* **EXERCISE OBJECTIVE**: Print out every record exactly as it appears.

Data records
[start]

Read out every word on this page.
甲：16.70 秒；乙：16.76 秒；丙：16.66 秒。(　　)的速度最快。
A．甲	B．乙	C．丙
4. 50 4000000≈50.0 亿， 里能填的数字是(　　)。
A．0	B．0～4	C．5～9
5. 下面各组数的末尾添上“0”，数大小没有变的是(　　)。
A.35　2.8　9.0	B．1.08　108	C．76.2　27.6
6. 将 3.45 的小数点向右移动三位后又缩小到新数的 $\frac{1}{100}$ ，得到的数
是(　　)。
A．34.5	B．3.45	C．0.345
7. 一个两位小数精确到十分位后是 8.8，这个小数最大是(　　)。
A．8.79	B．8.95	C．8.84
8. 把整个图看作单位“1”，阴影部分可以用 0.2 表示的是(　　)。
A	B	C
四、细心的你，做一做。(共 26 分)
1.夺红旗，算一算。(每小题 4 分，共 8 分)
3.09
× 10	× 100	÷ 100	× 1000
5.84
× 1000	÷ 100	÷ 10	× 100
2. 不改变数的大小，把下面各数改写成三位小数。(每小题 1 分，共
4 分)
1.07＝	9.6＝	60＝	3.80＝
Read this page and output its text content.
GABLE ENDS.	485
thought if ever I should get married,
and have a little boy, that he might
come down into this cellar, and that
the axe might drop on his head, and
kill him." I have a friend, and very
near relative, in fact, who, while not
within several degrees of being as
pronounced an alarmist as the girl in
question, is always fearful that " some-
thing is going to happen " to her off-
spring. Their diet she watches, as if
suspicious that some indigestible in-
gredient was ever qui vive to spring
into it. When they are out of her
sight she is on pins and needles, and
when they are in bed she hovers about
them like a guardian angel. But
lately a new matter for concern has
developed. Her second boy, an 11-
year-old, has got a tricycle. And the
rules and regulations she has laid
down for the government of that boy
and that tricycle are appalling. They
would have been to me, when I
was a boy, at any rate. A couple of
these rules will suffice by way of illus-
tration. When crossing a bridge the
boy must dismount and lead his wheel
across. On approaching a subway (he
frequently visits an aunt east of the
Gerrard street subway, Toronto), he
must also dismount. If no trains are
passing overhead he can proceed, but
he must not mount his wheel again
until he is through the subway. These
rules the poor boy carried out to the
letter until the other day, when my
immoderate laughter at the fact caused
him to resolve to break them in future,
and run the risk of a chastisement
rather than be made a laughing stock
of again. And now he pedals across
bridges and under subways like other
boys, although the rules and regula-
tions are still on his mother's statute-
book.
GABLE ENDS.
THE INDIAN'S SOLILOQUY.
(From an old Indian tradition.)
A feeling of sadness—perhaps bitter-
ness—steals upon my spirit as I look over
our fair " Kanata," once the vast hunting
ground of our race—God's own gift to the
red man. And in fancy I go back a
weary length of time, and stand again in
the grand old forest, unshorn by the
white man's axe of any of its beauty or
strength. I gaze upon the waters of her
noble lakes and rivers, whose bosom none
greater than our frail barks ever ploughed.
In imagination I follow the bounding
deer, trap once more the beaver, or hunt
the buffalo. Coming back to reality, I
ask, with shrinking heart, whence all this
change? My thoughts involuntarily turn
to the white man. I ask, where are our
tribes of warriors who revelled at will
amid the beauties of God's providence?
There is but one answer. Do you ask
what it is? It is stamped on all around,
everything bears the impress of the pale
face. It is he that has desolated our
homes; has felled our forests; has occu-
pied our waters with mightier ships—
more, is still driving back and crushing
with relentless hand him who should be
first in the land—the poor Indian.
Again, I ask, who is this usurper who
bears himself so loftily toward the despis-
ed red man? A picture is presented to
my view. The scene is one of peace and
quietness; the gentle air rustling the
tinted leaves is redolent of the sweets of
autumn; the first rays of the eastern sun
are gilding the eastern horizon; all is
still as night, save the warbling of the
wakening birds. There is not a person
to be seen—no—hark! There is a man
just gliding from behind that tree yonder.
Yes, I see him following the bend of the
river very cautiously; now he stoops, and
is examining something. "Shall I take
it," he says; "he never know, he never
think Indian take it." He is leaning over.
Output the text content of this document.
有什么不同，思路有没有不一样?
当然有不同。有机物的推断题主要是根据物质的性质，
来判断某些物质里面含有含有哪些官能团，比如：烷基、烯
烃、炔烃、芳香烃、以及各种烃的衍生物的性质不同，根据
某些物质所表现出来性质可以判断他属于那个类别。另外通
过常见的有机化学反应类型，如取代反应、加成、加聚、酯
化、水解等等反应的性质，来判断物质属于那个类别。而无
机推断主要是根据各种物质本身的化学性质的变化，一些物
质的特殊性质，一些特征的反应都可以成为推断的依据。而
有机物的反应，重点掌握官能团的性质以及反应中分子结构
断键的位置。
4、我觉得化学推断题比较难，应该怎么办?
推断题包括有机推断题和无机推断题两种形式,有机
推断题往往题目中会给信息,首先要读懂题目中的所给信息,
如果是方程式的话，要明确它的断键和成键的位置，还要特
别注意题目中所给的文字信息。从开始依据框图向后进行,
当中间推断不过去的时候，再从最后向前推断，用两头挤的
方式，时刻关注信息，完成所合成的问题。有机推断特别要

[end]

* **RESULT OF THIS EXERCISE**:
Read out every word on this page.
甲：16.70 秒；乙：16.76 秒；丙：16.66 秒。(　　)的速度最快。
A．甲	B．乙	C．丙
4. 50 4000000≈50.0 亿， 里能填的数字是(　　)。
A．0	B．0～4	C．5～9
5. 下面各组数的末尾添上“0”，数大小没有变的是(　　)。
A.35　2.8　9.0	B．1.08　108	C．76.2　27.6
6. 将 3.45 的小数点向右移动三位后又缩小到新数的 $\frac{1}{100}$ ，得到的数
是(　　)。
A．34.5	B．3.45	C．0.345
7. 一个两位小数精确到十分位后是 8.8，这个小数最大是(　　)。
A．8.79	B．8.95	C．8.84
8. 把整个图看作单位“1”，阴影部分可以用 0.2 表示的是(　　)。
A	B	C
四、细心的你，做一做。(共 26 分)
1.夺红旗，算一算。(每小题 4 分，共 8 分)
3.09
× 10	× 100	÷ 100	× 1000
5.84
× 1000	÷ 100	÷ 10	× 100
2. 不改变数的大小，把下面各数改写成三位小数。(每小题 1 分，共
4 分)
1.07＝	9.6＝	60＝	3.80＝
Read this page and output its text content.
GABLE ENDS.	485
thought if ever I should get married,
and have a little boy, that he might
come down into this cellar, and that
the axe might drop on his head, and
kill him." I have a friend, and very
near relative, in fact, who, while not
within several degrees of being as
pronounced an alarmist as the girl in
question, is always fearful that " some-
thing is going to happen " to her off-
spring. Their diet she watches, as if
suspicious that some indigestible in-
gredient was ever qui vive to spring
into it. When they are out of her
sight she is on pins and needles, and
when they are in bed she hovers about
them like a guardian angel. But
lately a new matter for concern has
developed. Her second boy, an 11-
year-old, has got a tricycle. And the
rules and regulations she has laid
down for the government of that boy
and that tricycle are appalling. They
would have been to me, when I
was a boy, at any rate. A couple of
these rules will suffice by way of illus-
tration. When crossing a bridge the
boy must dismount and lead his wheel
across. On approaching a subway (he
frequently visits an aunt east of the
Gerrard street subway, Toronto), he
must also dismount. If no trains are
passing overhead he can proceed, but
he must not mount his wheel again
until he is through the subway. These
rules the poor boy carried out to the
letter until the other day, when my
immoderate laughter at the fact caused
him to resolve to break them in future,
and run the risk of a chastisement
rather than be made a laughing stock
of again. And now he pedals across
bridges and under subways like other
boys, although the rules and regula-
tions are still on his mother's statute-
book.
GABLE ENDS.
THE INDIAN'S SOLILOQUY.
(From an old Indian tradition.)
A feeling of sadness—perhaps bitter-
ness—steals upon my spirit as I look over
our fair " Kanata," once the vast hunting
ground of our race—God's own gift to the
red man. And in fancy I go back a
weary length of time, and stand again in
the grand old forest, unshorn by the
white man's axe of any of its beauty or
strength. I gaze upon the waters of her
noble lakes and rivers, whose bosom none
greater than our frail barks ever ploughed.
In imagination I follow the bounding
deer, trap once more the beaver, or hunt
the buffalo. Coming back to reality, I
ask, with shrinking heart, whence all this
change? My thoughts involuntarily turn
to the white man. I ask, where are our
tribes of warriors who revelled at will
amid the beauties of God's providence?
There is but one answer. Do you ask
what it is? It is stamped on all around,
everything bears the impress of the pale
face. It is he that has desolated our
homes; has felled our forests; has occu-
pied our waters with mightier ships—
more, is still driving back and crushing
with relentless hand him who should be
first in the land—the poor Indian.
Again, I ask, who is this usurper who
bears himself so loftily toward the despis-
ed red man? A picture is presented to
my view. The scene is one of peace and
quietness; the gentle air rustling the
tinted leaves is redolent of the sweets of
autumn; the first rays of the eastern sun
are gilding the eastern horizon; all is
still as night, save the warbling of the
wakening birds. There is not a person
to be seen—no—hark! There is a man
just gliding from behind that tree yonder.
Yes, I see him following the bend of the
river very cautiously; now he stoops, and
is examining something. "Shall I take
it," he says; "he never know, he never
think Indian take it." He is leaning over.
Output the text content of this document.
有什么不同，思路有没有不一样?
当然有不同。有机物的推断题主要是根据物质的性质，
来判断某些物质里面含有含有哪些官能团，比如：烷基、烯
烃、炔烃、芳香烃、以及各种烃的衍生物的性质不同，根据
某些物质所表现出来性质可以判断他属于那个类别。另外通
过常见的有机化学反应类型，如取代反应、加成、加聚、酯
化、水解等等反应的性质，来判断物质属于那个类别。而无
机推断主要是根据各种物质本身的化学性质的变化，一些物
质的特殊性质，一些特征的反应都可以成为推断的依据。而
有机物的反应，重点掌握官能团的性质以及反应中分子结构
断键的位置。
4、我觉得化学推断题比较难，应该怎么办?
推断题包括有机推断题和无机推断题两种形式,有机
推断题往往题目中会给信息,首先要读懂题目中的所给信息,
如果是方程式的话，要明确它的断键和成键的位置，还要特
别注意题目中所给的文字信息。从开始依据框图向后进行,
当中间推断不过去的时候，再从最后向前推断，用两头挤的
方式，时刻关注信息，完成所合成的问题。有机推断特别要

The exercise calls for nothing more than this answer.